Stated task
Reproduce the data exactly.

Task inputs

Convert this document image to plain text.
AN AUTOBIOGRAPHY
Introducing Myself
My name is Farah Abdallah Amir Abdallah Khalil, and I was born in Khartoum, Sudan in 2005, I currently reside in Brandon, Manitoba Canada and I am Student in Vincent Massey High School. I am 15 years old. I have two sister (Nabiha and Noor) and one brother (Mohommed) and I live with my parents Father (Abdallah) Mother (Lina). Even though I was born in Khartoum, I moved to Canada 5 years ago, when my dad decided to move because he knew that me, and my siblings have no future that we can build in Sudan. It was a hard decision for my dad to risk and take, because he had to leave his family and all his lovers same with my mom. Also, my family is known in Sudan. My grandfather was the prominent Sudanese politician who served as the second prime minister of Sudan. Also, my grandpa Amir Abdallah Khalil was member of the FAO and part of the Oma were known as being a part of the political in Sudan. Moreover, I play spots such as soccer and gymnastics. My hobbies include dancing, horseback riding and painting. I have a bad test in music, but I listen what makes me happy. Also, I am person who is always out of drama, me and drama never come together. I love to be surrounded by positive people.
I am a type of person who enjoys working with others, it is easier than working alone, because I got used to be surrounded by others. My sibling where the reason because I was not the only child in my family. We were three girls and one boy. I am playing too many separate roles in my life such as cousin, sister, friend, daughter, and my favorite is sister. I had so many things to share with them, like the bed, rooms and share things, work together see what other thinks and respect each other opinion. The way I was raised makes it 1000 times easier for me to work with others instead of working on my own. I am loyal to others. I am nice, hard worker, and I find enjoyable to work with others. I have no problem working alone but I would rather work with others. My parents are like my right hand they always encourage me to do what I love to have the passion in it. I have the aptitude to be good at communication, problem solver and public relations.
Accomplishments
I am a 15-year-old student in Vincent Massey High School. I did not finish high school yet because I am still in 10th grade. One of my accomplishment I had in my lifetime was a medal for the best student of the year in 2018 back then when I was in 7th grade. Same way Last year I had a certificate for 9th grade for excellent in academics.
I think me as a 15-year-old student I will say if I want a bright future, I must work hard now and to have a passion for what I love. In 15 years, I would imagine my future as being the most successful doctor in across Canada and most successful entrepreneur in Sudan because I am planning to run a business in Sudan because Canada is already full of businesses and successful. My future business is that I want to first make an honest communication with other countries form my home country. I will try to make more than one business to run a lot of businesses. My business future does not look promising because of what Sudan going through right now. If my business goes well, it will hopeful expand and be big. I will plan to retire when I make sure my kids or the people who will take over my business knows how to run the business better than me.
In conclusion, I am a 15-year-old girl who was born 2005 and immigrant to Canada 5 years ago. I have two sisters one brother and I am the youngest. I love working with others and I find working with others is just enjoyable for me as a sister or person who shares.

Finished answer
Convert this document image to plain text.
AN AUTOBIOGRAPHY
Introducing Myself
My name is Farah Abdallah Amir Abdallah Khalil, and I was born in Khartoum, Sudan in 2005, I currently reside in Brandon, Manitoba Canada and I am Student in Vincent Massey High School. I am 15 years old. I have two sister (Nabiha and Noor) and one brother (Mohommed) and I live with my parents Father (Abdallah) Mother (Lina). Even though I was born in Khartoum, I moved to Canada 5 years ago, when my dad decided to move because he knew that me, and my siblings have no future that we can build in Sudan. It was a hard decision for my dad to risk and take, because he had to leave his family and all his lovers same with my mom. Also, my family is known in Sudan. My grandfather was the prominent Sudanese politician who served as the second prime minister of Sudan. Also, my grandpa Amir Abdallah Khalil was member of the FAO and part of the Oma were known as being a part of the political in Sudan. Moreover, I play spots such as soccer and gymnastics. My hobbies include dancing, horseback riding and painting. I have a bad test in music, but I listen what makes me happy. Also, I am person who is always out of drama, me and drama never come together. I love to be surrounded by positive people.
I am a type of person who enjoys working with others, it is easier than working alone, because I got used to be surrounded by others. My sibling where the reason because I was not the only child in my family. We were three girls and one boy. I am playing too many separate roles in my life such as cousin, sister, friend, daughter, and my favorite is sister. I had so many things to share with them, like the bed, rooms and share things, work together see what other thinks and respect each other opinion. The way I was raised makes it 1000 times easier for me to work with others instead of working on my own. I am loyal to others. I am nice, hard worker, and I find enjoyable to work with others. I have no problem working alone but I would rather work with others. My parents are like my right hand they always encourage me to do what I love to have the passion in it. I have the aptitude to be good at communication, problem solver and public relations.
Accomplishments
I am a 15-year-old student in Vincent Massey High School. I did not finish high school yet because I am still in 10th grade. One of my accomplishment I had in my lifetime was a medal for the best student of the year in 2018 back then when I was in 7th grade. Same way Last year I had a certificate for 9th grade for excellent in academics.
I think me as a 15-year-old student I will say if I want a bright future, I must work hard now and to have a passion for what I love. In 15 years, I would imagine my future as being the most successful doctor in across Canada and most successful entrepreneur in Sudan because I am planning to run a business in Sudan because Canada is already full of businesses and successful. My future business is that I want to first make an honest communication with other countries form my home country. I will try to make more than one business to run a lot of businesses. My business future does not look promising because of what Sudan going through right now. If my business goes well, it will hopeful expand and be big. I will plan to retire when I make sure my kids or the people who will take over my business knows how to run the business better than me.
In conclusion, I am a 15-year-old girl who was born 2005 and immigrant to Canada 5 years ago. I have two sisters one brother and I am the youngest. I love working with others and I find working with others is just enjoyable for me as a sister or person who shares.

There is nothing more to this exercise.